> **Instructions for the task**
Look through the material below and give the number of lines holding "Alex", with no other words.

> **Data provided**
--*--
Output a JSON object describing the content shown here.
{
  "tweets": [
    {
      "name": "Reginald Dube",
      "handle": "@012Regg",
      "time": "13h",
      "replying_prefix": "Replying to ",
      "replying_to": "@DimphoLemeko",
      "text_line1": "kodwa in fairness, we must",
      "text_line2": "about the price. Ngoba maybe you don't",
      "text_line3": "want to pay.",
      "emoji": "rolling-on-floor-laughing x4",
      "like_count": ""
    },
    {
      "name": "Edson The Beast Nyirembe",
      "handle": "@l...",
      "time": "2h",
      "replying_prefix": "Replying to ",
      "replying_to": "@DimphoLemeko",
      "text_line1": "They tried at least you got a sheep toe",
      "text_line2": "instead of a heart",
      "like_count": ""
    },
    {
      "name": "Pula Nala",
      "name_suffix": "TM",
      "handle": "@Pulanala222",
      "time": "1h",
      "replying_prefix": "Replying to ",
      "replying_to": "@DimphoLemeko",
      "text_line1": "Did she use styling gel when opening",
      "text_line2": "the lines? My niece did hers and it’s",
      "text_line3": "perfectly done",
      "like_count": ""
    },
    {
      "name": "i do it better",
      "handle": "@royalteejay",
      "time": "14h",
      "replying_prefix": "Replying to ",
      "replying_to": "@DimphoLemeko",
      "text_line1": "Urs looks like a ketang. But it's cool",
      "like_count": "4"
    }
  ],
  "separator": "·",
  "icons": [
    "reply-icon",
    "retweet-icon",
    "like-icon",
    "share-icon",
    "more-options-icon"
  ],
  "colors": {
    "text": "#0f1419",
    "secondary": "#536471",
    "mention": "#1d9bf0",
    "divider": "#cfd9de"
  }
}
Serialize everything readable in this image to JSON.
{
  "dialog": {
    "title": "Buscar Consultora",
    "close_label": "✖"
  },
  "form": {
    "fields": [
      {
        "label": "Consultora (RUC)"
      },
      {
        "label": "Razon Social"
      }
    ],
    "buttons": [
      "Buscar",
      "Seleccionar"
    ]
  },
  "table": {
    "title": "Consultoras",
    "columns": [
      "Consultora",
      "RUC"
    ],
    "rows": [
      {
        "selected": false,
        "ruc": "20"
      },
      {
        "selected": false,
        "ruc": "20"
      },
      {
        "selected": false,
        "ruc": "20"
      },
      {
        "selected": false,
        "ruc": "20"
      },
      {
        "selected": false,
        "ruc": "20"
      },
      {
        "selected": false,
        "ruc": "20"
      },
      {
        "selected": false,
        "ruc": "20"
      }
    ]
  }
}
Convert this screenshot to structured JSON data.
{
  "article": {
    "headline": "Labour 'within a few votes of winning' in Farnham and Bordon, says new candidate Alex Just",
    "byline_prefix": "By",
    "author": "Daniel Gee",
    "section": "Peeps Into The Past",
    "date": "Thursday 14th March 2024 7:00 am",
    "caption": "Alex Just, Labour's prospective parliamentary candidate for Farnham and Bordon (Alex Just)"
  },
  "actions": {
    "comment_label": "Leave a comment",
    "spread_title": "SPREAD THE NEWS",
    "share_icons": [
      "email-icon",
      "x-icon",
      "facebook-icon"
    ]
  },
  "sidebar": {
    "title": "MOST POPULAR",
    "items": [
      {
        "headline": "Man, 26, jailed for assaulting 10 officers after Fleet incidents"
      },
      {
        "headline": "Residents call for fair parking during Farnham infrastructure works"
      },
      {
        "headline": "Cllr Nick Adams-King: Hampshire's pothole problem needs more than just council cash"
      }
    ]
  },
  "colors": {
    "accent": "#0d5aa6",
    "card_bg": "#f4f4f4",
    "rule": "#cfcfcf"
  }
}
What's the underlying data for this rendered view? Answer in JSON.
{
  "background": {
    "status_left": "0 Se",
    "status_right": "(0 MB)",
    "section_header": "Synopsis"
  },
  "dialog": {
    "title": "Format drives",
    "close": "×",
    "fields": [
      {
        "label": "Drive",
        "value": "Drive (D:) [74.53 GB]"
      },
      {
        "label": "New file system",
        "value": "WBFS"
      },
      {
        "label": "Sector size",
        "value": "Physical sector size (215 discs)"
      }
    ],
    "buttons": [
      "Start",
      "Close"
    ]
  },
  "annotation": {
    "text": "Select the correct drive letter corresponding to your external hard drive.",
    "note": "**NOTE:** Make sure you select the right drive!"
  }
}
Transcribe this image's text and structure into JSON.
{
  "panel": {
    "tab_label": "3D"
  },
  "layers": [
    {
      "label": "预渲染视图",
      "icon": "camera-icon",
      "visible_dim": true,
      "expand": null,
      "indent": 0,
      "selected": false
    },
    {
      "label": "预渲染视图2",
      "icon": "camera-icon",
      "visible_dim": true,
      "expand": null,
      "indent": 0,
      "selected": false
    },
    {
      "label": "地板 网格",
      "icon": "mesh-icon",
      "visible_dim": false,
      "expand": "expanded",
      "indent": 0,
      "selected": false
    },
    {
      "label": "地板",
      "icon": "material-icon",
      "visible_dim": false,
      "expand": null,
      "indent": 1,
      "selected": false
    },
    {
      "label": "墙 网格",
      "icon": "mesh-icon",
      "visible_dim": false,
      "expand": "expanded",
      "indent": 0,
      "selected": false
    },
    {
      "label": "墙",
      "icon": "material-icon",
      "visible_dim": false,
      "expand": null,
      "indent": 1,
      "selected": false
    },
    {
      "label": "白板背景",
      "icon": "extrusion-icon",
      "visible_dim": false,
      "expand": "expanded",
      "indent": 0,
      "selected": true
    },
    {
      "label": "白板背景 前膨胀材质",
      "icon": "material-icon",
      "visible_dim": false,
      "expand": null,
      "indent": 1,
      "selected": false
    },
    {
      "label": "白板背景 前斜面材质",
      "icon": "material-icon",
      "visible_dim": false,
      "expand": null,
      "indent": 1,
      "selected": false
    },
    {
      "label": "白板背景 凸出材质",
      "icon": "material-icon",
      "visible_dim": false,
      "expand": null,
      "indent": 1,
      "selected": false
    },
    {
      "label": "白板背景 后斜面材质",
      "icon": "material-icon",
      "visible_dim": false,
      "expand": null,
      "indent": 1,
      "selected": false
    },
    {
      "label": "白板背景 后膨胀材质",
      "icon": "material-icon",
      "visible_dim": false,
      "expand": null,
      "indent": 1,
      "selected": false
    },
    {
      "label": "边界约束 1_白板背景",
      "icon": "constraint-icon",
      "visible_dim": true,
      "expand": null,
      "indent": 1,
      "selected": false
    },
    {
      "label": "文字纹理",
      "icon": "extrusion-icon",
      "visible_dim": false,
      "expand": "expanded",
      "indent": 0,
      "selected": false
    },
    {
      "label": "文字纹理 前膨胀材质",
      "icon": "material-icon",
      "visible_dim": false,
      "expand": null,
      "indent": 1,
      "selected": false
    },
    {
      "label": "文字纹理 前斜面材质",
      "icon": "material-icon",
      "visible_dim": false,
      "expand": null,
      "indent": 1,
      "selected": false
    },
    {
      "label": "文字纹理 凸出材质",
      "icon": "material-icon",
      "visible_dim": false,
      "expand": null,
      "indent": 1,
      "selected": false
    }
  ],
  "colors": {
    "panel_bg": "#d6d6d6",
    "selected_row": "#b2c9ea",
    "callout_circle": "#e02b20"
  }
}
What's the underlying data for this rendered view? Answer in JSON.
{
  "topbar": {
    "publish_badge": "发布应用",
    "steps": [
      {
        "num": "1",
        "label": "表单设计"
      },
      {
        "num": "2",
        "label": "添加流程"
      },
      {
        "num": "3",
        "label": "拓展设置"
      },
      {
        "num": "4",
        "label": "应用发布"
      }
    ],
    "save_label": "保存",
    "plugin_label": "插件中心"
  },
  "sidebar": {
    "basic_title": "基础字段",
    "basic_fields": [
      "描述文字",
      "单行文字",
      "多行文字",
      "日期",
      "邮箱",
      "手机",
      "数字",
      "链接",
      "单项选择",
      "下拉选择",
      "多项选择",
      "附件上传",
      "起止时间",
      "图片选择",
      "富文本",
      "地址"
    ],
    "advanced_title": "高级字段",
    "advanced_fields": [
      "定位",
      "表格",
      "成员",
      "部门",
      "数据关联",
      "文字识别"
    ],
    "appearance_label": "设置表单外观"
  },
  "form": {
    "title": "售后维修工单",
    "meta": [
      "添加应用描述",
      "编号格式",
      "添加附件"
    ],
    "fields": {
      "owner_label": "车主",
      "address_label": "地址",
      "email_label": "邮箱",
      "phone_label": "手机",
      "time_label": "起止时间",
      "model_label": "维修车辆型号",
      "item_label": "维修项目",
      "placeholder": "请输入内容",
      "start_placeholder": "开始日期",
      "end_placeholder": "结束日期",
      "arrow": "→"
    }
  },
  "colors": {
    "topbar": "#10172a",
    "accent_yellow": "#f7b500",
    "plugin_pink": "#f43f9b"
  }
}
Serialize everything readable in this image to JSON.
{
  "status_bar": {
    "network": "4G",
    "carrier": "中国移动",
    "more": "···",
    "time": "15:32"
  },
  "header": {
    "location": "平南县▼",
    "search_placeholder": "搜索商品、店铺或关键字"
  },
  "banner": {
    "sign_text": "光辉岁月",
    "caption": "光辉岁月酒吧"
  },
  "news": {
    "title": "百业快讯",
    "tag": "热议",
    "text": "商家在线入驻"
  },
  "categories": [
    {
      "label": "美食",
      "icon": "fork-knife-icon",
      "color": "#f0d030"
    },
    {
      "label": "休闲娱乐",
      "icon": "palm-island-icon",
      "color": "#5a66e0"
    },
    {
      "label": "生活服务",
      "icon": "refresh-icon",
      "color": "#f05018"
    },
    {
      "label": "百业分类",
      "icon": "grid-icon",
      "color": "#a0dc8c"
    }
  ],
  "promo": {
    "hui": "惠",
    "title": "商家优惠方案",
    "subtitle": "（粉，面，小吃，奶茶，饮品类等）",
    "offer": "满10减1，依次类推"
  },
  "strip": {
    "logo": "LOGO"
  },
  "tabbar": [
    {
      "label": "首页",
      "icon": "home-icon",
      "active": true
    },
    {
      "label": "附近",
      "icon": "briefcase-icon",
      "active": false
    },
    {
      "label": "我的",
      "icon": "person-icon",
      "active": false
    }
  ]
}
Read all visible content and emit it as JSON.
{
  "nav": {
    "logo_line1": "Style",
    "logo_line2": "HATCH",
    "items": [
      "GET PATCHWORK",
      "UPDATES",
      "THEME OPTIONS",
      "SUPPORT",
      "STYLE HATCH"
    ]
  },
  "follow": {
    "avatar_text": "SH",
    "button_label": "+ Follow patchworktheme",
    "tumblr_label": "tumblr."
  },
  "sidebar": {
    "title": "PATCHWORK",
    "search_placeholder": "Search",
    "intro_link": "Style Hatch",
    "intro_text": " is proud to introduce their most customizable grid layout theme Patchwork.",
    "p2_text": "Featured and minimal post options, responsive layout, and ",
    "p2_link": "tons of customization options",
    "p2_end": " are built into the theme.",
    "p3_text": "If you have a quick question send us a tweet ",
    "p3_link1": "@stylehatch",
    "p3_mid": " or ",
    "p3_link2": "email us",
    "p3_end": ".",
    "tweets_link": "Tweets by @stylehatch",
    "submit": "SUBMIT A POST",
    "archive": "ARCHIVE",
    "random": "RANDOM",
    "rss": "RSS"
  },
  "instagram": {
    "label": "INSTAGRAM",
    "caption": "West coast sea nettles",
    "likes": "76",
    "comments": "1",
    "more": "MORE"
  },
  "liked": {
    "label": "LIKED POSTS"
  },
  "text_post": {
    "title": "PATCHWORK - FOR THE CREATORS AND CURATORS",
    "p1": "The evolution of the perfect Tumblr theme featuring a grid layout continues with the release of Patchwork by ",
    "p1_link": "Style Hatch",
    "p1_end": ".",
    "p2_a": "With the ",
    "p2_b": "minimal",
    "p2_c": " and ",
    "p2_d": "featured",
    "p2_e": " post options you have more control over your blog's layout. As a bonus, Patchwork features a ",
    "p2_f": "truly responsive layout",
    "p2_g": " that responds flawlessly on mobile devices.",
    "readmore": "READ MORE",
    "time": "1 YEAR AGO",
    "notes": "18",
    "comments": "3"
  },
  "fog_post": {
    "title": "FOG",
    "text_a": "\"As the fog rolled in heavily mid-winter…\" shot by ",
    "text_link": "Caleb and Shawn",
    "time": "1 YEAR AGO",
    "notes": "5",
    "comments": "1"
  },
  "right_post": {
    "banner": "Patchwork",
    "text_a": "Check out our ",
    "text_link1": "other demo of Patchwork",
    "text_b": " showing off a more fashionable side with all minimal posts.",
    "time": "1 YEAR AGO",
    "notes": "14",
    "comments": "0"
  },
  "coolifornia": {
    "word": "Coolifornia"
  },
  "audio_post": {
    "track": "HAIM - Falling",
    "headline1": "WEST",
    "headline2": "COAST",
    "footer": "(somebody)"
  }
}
--*--
> **Correct response**
2